▸ **Exercise materials**

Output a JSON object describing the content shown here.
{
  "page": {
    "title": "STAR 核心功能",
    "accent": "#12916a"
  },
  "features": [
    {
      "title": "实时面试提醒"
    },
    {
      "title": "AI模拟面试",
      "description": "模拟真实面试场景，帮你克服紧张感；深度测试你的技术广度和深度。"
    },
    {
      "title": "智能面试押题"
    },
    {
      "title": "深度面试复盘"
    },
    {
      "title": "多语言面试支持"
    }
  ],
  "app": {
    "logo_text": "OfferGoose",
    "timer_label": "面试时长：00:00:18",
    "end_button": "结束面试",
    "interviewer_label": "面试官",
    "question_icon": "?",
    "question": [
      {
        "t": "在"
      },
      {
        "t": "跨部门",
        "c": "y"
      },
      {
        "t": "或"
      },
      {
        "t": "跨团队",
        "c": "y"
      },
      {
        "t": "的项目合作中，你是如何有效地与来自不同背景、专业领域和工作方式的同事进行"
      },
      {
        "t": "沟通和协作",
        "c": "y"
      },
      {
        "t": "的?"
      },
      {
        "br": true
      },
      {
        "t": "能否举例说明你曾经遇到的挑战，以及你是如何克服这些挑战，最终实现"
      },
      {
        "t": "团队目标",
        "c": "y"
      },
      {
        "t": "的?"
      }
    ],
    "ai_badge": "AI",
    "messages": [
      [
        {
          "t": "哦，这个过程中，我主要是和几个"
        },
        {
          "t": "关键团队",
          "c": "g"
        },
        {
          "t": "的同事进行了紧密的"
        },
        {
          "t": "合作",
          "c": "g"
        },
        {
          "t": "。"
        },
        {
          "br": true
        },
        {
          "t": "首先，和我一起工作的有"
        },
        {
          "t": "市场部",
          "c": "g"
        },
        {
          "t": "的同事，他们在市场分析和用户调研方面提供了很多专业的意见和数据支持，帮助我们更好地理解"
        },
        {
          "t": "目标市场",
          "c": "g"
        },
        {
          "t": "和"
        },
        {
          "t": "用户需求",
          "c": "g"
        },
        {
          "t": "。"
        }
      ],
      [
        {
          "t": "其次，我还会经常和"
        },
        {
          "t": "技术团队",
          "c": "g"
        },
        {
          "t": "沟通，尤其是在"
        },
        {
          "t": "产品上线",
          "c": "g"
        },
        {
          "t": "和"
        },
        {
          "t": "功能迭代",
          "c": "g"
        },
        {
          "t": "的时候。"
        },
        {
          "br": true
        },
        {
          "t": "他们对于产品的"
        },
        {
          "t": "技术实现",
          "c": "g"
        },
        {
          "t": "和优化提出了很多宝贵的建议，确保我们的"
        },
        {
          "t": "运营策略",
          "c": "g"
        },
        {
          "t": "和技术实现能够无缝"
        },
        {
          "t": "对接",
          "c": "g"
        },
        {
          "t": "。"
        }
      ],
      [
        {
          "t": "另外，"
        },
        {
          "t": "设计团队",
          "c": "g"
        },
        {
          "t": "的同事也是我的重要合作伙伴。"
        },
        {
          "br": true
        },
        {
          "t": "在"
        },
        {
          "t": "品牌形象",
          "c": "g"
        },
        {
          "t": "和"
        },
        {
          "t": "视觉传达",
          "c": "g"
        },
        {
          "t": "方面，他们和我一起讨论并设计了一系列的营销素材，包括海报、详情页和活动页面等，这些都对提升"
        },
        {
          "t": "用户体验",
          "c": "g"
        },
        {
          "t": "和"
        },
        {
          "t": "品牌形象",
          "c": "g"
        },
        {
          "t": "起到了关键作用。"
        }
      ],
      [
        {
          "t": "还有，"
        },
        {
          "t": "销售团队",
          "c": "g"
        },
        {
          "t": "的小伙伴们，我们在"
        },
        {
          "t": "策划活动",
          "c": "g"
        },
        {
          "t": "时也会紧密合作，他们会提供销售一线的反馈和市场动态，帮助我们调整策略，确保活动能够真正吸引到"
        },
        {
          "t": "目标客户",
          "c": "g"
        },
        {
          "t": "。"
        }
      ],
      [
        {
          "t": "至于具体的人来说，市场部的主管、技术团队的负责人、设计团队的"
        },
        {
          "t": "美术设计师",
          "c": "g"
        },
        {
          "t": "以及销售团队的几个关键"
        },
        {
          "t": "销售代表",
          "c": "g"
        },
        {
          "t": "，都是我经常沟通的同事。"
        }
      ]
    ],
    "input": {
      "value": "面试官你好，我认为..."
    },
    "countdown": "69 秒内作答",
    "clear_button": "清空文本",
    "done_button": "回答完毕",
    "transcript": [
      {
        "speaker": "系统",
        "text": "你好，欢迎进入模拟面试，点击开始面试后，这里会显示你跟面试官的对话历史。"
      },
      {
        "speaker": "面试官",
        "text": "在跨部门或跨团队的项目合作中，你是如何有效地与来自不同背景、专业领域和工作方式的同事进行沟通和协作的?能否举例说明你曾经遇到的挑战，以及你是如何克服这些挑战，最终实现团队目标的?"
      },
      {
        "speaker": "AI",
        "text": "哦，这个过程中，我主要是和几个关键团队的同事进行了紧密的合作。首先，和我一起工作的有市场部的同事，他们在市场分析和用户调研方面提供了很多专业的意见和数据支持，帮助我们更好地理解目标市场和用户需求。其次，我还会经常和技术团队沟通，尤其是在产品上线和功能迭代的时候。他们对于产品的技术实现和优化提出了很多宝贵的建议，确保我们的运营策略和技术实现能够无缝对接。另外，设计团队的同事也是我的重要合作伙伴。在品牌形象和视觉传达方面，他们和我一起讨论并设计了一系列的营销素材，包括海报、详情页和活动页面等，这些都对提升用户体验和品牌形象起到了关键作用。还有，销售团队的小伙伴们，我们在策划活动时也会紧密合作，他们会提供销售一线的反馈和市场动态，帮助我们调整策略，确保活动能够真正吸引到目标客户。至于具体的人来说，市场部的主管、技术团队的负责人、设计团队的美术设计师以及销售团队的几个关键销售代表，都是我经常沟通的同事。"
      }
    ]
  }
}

▸ **Task objective**
Your task is to quote all of the data word for word.

▸ **Response to this exercise**
Output a JSON object describing the content shown here.
{
  "page": {
    "title": "STAR 核心功能",
    "accent": "#12916a"
  },
  "features": [
    {
      "title": "实时面试提醒"
    },
    {
      "title": "AI模拟面试",
      "description": "模拟真实面试场景，帮你克服紧张感；深度测试你的技术广度和深度。"
    },
    {
      "title": "智能面试押题"
    },
    {
      "title": "深度面试复盘"
    },
    {
      "title": "多语言面试支持"
    }
  ],
  "app": {
    "logo_text": "OfferGoose",
    "timer_label": "面试时长：00:00:18",
    "end_button": "结束面试",
    "interviewer_label": "面试官",
    "question_icon": "?",
    "question": [
      {
        "t": "在"
      },
      {
        "t": "跨部门",
        "c": "y"
      },
      {
        "t": "或"
      },
      {
        "t": "跨团队",
        "c": "y"
      },
      {
        "t": "的项目合作中，你是如何有效地与来自不同背景、专业领域和工作方式的同事进行"
      },
      {
        "t": "沟通和协作",
        "c": "y"
      },
      {
        "t": "的?"
      },
      {
        "br": true
      },
      {
        "t": "能否举例说明你曾经遇到的挑战，以及你是如何克服这些挑战，最终实现"
      },
      {
        "t": "团队目标",
        "c": "y"
      },
      {
        "t": "的?"
      }
    ],
    "ai_badge": "AI",
    "messages": [
      [
        {
          "t": "哦，这个过程中，我主要是和几个"
        },
        {
          "t": "关键团队",
          "c": "g"
        },
        {
          "t": "的同事进行了紧密的"
        },
        {
          "t": "合作",
          "c": "g"
        },
        {
          "t": "。"
        },
        {
          "br": true
        },
        {
          "t": "首先，和我一起工作的有"
        },
        {
          "t": "市场部",
          "c": "g"
        },
        {
          "t": "的同事，他们在市场分析和用户调研方面提供了很多专业的意见和数据支持，帮助我们更好地理解"
        },
        {
          "t": "目标市场",
          "c": "g"
        },
        {
          "t": "和"
        },
        {
          "t": "用户需求",
          "c": "g"
        },
        {
          "t": "。"
        }
      ],
      [
        {
          "t": "其次，我还会经常和"
        },
        {
          "t": "技术团队",
          "c": "g"
        },
        {
          "t": "沟通，尤其是在"
        },
        {
          "t": "产品上线",
          "c": "g"
        },
        {
          "t": "和"
        },
        {
          "t": "功能迭代",
          "c": "g"
        },
        {
          "t": "的时候。"
        },
        {
          "br": true
        },
        {
          "t": "他们对于产品的"
        },
        {
          "t": "技术实现",
          "c": "g"
        },
        {
          "t": "和优化提出了很多宝贵的建议，确保我们的"
        },
        {
          "t": "运营策略",
          "c": "g"
        },
        {
          "t": "和技术实现能够无缝"
        },
        {
          "t": "对接",
          "c": "g"
        },
        {
          "t": "。"
        }
      ],
      [
        {
          "t": "另外，"
        },
        {
          "t": "设计团队",
          "c": "g"
        },
        {
          "t": "的同事也是我的重要合作伙伴。"
        },
        {
          "br": true
        },
        {
          "t": "在"
        },
        {
          "t": "品牌形象",
          "c": "g"
        },
        {
          "t": "和"
        },
        {
          "t": "视觉传达",
          "c": "g"
        },
        {
          "t": "方面，他们和我一起讨论并设计了一系列的营销素材，包括海报、详情页和活动页面等，这些都对提升"
        },
        {
          "t": "用户体验",
          "c": "g"
        },
        {
          "t": "和"
        },
        {
          "t": "品牌形象",
          "c": "g"
        },
        {
          "t": "起到了关键作用。"
        }
      ],
      [
        {
          "t": "还有，"
        },
        {
          "t": "销售团队",
          "c": "g"
        },
        {
          "t": "的小伙伴们，我们在"
        },
        {
          "t": "策划活动",
          "c": "g"
        },
        {
          "t": "时也会紧密合作，他们会提供销售一线的反馈和市场动态，帮助我们调整策略，确保活动能够真正吸引到"
        },
        {
          "t": "目标客户",
          "c": "g"
        },
        {
          "t": "。"
        }
      ],
      [
        {
          "t": "至于具体的人来说，市场部的主管、技术团队的负责人、设计团队的"
        },
        {
          "t": "美术设计师",
          "c": "g"
        },
        {
          "t": "以及销售团队的几个关键"
        },
        {
          "t": "销售代表",
          "c": "g"
        },
        {
          "t": "，都是我经常沟通的同事。"
        }
      ]
    ],
    "input": {
      "value": "面试官你好，我认为..."
    },
    "countdown": "69 秒内作答",
    "clear_button": "清空文本",
    "done_button": "回答完毕",
    "transcript": [
      {
        "speaker": "系统",
        "text": "你好，欢迎进入模拟面试，点击开始面试后，这里会显示你跟面试官的对话历史。"
      },
      {
        "speaker": "面试官",
        "text": "在跨部门或跨团队的项目合作中，你是如何有效地与来自不同背景、专业领域和工作方式的同事进行沟通和协作的?能否举例说明你曾经遇到的挑战，以及你是如何克服这些挑战，最终实现团队目标的?"
      },
      {
        "speaker": "AI",
        "text": "哦，这个过程中，我主要是和几个关键团队的同事进行了紧密的合作。首先，和我一起工作的有市场部的同事，他们在市场分析和用户调研方面提供了很多专业的意见和数据支持，帮助我们更好地理解目标市场和用户需求。其次，我还会经常和技术团队沟通，尤其是在产品上线和功能迭代的时候。他们对于产品的技术实现和优化提出了很多宝贵的建议，确保我们的运营策略和技术实现能够无缝对接。另外，设计团队的同事也是我的重要合作伙伴。在品牌形象和视觉传达方面，他们和我一起讨论并设计了一系列的营销素材，包括海报、详情页和活动页面等，这些都对提升用户体验和品牌形象起到了关键作用。还有，销售团队的小伙伴们，我们在策划活动时也会紧密合作，他们会提供销售一线的反馈和市场动态，帮助我们调整策略，确保活动能够真正吸引到目标客户。至于具体的人来说，市场部的主管、技术团队的负责人、设计团队的美术设计师以及销售团队的几个关键销售代表，都是我经常沟通的同事。"
      }
    ]
  }
}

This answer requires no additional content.